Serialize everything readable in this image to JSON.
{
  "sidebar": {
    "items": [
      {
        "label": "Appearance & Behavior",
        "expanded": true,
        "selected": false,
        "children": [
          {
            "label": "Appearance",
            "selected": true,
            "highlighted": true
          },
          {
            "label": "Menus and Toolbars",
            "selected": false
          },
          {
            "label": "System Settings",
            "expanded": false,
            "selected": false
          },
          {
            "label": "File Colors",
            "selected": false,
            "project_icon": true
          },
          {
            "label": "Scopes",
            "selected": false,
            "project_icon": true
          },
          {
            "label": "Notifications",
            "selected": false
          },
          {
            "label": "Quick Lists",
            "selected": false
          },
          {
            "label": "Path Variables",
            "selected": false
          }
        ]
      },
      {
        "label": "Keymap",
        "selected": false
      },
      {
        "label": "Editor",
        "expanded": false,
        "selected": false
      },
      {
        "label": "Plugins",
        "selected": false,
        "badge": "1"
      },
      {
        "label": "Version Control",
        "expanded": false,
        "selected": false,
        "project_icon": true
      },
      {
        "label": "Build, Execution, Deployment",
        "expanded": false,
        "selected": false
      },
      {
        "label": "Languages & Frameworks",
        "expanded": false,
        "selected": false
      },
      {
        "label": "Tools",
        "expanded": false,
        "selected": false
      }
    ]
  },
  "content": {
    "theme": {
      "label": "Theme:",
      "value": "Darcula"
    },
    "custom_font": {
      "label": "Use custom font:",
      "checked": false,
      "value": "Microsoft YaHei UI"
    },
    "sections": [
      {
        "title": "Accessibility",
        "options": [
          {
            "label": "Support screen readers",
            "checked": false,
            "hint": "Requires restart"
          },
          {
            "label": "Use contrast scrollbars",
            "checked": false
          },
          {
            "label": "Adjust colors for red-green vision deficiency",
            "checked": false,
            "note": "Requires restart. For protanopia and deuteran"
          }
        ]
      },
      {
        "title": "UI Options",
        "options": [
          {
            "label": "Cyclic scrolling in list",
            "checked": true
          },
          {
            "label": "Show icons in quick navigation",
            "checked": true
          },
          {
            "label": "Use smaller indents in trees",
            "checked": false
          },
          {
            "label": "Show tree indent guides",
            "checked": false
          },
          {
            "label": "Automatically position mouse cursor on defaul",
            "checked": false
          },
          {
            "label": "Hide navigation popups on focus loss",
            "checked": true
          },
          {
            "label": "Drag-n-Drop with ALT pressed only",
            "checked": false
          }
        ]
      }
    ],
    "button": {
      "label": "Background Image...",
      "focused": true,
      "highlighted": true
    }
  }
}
# # # # # # #
▶ _Work to be completed_
Copy all of the data exactly.

▶ _Answer to the task_
Serialize everything readable in this image to JSON.
{
  "sidebar": {
    "items": [
      {
        "label": "Appearance & Behavior",
        "expanded": true,
        "selected": false,
        "children": [
          {
            "label": "Appearance",
            "selected": true,
            "highlighted": true
          },
          {
            "label": "Menus and Toolbars",
            "selected": false
          },
          {
            "label": "System Settings",
            "expanded": false,
            "selected": false
          },
          {
            "label": "File Colors",
            "selected": false,
            "project_icon": true
          },
          {
            "label": "Scopes",
            "selected": false,
            "project_icon": true
          },
          {
            "label": "Notifications",
            "selected": false
          },
          {
            "label": "Quick Lists",
            "selected": false
          },
          {
            "label": "Path Variables",
            "selected": false
          }
        ]
      },
      {
        "label": "Keymap",
        "selected": false
      },
      {
        "label": "Editor",
        "expanded": false,
        "selected": false
      },
      {
        "label": "Plugins",
        "selected": false,
        "badge": "1"
      },
      {
        "label": "Version Control",
        "expanded": false,
        "selected": false,
        "project_icon": true
      },
      {
        "label": "Build, Execution, Deployment",
        "expanded": false,
        "selected": false
      },
      {
        "label": "Languages & Frameworks",
        "expanded": false,
        "selected": false
      },
      {
        "label": "Tools",
        "expanded": false,
        "selected": false
      }
    ]
  },
  "content": {
    "theme": {
      "label": "Theme:",
      "value": "Darcula"
    },
    "custom_font": {
      "label": "Use custom font:",
      "checked": false,
      "value": "Microsoft YaHei UI"
    },
    "sections": [
      {
        "title": "Accessibility",
        "options": [
          {
            "label": "Support screen readers",
            "checked": false,
            "hint": "Requires restart"
          },
          {
            "label": "Use contrast scrollbars",
            "checked": false
          },
          {
            "label": "Adjust colors for red-green vision deficiency",
            "checked": false,
            "note": "Requires restart. For protanopia and deuteran"
          }
        ]
      },
      {
        "title": "UI Options",
        "options": [
          {
            "label": "Cyclic scrolling in list",
            "checked": true
          },
          {
            "label": "Show icons in quick navigation",
            "checked": true
          },
          {
            "label": "Use smaller indents in trees",
            "checked": false
          },
          {
            "label": "Show tree indent guides",
            "checked": false
          },
          {
            "label": "Automatically position mouse cursor on defaul",
            "checked": false
          },
          {
            "label": "Hide navigation popups on focus loss",
            "checked": true
          },
          {
            "label": "Drag-n-Drop with ALT pressed only",
            "checked": false
          }
        ]
      }
    ],
    "button": {
      "label": "Background Image...",
      "focused": true,
      "highlighted": true
    }
  }
}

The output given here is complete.